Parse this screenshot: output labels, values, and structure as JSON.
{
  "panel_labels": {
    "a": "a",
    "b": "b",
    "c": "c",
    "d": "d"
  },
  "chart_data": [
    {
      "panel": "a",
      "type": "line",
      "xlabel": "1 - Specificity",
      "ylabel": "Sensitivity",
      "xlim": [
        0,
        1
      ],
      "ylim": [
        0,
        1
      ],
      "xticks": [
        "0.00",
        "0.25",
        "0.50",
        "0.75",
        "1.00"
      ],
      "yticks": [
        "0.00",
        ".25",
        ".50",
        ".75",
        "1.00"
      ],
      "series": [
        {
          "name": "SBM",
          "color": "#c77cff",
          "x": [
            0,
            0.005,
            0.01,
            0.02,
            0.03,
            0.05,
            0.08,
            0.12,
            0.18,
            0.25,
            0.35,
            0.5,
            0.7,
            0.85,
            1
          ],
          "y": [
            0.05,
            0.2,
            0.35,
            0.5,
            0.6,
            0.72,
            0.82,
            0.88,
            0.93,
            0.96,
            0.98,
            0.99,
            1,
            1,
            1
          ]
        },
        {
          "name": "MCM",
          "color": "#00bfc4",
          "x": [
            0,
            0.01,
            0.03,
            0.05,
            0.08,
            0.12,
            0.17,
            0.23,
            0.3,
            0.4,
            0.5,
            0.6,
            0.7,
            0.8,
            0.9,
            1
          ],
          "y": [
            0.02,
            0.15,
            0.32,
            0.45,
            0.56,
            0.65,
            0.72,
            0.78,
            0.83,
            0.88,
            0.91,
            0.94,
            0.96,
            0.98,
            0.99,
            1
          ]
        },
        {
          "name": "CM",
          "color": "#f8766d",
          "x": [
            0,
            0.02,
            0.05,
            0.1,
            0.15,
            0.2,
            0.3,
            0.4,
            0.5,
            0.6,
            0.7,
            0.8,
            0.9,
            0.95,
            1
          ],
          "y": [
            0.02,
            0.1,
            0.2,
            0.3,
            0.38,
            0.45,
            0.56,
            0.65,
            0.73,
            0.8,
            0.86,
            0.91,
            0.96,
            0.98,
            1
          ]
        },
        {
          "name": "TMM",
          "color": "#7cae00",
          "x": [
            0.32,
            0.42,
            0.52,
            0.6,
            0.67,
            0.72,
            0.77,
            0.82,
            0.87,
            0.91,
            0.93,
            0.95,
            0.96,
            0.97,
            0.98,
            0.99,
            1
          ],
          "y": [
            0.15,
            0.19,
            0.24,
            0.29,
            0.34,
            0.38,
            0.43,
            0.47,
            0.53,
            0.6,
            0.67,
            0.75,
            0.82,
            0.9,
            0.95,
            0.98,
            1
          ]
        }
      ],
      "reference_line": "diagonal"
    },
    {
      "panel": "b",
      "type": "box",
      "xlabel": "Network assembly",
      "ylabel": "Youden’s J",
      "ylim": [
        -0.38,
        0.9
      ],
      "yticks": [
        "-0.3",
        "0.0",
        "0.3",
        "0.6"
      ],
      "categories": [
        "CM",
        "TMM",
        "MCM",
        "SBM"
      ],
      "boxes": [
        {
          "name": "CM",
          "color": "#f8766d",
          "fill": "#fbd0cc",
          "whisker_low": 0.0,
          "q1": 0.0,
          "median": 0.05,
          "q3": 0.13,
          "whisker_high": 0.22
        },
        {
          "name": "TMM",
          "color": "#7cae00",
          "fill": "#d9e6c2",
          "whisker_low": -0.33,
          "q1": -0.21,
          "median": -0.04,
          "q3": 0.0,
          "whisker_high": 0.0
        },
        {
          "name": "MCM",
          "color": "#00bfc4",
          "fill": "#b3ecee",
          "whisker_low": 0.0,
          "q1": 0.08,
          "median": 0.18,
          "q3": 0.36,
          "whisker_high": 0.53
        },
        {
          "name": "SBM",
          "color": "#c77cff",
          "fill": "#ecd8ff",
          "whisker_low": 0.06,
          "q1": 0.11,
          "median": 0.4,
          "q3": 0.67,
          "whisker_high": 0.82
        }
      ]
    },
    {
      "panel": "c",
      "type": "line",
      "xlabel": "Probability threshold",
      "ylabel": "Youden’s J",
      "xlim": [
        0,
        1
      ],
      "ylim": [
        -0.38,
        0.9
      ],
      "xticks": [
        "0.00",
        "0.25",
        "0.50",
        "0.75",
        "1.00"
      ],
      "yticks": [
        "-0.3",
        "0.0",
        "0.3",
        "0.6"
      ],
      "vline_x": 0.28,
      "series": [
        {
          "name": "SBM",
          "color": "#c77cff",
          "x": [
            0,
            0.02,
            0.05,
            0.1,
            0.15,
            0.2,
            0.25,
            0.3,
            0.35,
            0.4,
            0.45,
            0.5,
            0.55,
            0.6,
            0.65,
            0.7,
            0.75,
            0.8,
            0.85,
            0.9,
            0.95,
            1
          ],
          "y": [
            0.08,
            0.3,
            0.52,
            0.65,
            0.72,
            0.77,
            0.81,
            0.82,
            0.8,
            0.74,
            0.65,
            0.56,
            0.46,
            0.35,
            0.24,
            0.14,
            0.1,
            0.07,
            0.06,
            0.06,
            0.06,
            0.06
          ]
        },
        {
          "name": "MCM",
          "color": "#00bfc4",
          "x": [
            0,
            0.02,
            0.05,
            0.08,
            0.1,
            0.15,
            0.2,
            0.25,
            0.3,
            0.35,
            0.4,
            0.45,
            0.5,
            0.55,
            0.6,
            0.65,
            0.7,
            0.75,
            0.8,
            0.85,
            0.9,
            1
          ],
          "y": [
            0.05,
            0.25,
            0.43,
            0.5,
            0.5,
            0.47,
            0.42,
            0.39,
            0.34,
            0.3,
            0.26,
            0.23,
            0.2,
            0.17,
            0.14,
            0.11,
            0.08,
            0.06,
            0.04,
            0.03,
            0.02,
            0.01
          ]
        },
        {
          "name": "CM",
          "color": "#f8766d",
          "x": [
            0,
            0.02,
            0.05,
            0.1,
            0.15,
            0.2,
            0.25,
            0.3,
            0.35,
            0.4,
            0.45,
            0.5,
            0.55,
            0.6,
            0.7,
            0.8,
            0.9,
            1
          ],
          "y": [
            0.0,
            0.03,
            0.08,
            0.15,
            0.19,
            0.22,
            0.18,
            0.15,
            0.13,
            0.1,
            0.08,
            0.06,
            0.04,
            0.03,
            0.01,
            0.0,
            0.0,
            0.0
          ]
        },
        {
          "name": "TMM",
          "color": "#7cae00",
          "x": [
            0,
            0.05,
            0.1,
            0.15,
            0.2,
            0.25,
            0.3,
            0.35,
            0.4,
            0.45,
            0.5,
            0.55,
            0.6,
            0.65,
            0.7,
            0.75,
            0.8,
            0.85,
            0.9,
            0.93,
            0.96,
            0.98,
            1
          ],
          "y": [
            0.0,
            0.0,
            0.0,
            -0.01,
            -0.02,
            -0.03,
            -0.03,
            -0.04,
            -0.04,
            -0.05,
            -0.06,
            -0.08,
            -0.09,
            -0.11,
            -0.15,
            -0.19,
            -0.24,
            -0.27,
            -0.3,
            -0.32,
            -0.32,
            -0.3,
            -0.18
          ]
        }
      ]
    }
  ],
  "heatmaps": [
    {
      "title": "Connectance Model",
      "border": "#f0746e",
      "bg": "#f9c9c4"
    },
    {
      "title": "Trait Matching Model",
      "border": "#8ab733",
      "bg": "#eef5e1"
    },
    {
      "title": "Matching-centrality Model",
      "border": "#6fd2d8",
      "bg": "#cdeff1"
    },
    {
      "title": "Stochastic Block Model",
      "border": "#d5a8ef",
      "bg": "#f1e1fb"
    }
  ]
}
==============================
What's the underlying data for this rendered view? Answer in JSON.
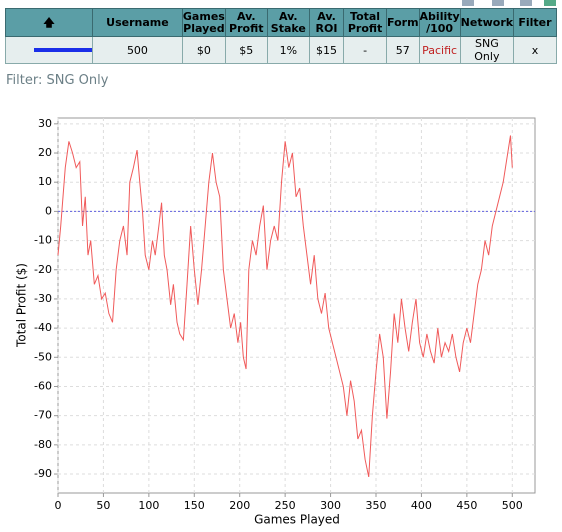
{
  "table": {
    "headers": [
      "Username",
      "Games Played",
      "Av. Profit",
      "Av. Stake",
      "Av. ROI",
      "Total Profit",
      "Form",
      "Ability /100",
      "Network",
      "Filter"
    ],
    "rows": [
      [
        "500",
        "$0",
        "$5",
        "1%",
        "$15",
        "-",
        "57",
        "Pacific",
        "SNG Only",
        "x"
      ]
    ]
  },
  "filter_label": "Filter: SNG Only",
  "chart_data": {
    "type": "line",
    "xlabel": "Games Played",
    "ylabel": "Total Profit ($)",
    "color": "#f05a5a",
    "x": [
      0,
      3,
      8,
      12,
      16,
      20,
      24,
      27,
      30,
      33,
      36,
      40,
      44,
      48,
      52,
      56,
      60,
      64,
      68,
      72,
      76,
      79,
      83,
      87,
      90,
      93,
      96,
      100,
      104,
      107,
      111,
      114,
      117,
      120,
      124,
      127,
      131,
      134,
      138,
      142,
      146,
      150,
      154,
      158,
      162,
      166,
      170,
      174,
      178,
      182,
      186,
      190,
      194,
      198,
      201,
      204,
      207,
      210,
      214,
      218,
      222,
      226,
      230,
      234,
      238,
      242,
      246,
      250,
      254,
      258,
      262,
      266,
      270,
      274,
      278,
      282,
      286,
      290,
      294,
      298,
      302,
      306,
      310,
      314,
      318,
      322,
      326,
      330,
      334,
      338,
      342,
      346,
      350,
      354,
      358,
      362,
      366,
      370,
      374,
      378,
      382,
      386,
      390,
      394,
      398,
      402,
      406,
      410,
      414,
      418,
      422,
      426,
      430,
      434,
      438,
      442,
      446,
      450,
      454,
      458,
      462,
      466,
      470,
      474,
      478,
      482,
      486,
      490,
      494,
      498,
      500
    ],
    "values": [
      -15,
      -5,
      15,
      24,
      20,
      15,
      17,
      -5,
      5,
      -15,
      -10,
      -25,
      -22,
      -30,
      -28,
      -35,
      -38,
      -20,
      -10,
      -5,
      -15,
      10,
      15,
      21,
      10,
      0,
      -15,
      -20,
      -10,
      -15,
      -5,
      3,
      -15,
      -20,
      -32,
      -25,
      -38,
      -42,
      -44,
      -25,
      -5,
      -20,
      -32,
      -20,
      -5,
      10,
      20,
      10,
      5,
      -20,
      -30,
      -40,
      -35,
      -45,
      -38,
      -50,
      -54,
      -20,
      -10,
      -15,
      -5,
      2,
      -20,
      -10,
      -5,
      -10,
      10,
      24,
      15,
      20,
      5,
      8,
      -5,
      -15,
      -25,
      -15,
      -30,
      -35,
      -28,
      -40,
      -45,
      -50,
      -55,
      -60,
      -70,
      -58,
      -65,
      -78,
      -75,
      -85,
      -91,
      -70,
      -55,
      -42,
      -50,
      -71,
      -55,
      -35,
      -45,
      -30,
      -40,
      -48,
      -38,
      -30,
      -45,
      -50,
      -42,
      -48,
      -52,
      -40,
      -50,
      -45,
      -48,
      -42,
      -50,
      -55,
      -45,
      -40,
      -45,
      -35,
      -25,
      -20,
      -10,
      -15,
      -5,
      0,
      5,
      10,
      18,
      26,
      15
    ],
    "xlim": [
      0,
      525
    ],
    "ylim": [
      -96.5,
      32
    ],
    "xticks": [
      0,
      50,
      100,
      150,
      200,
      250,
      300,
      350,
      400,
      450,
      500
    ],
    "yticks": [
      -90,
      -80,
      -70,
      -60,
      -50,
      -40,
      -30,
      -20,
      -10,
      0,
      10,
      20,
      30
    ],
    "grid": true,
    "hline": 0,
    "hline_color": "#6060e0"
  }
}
==============================
- _Stated goal_:
Collect each line holding the string "this".

- _Full solution_:
Parse this screenshot: output labels, values, and structure as JSON.
What's the underlying data for this rendered view? Answer in JSON.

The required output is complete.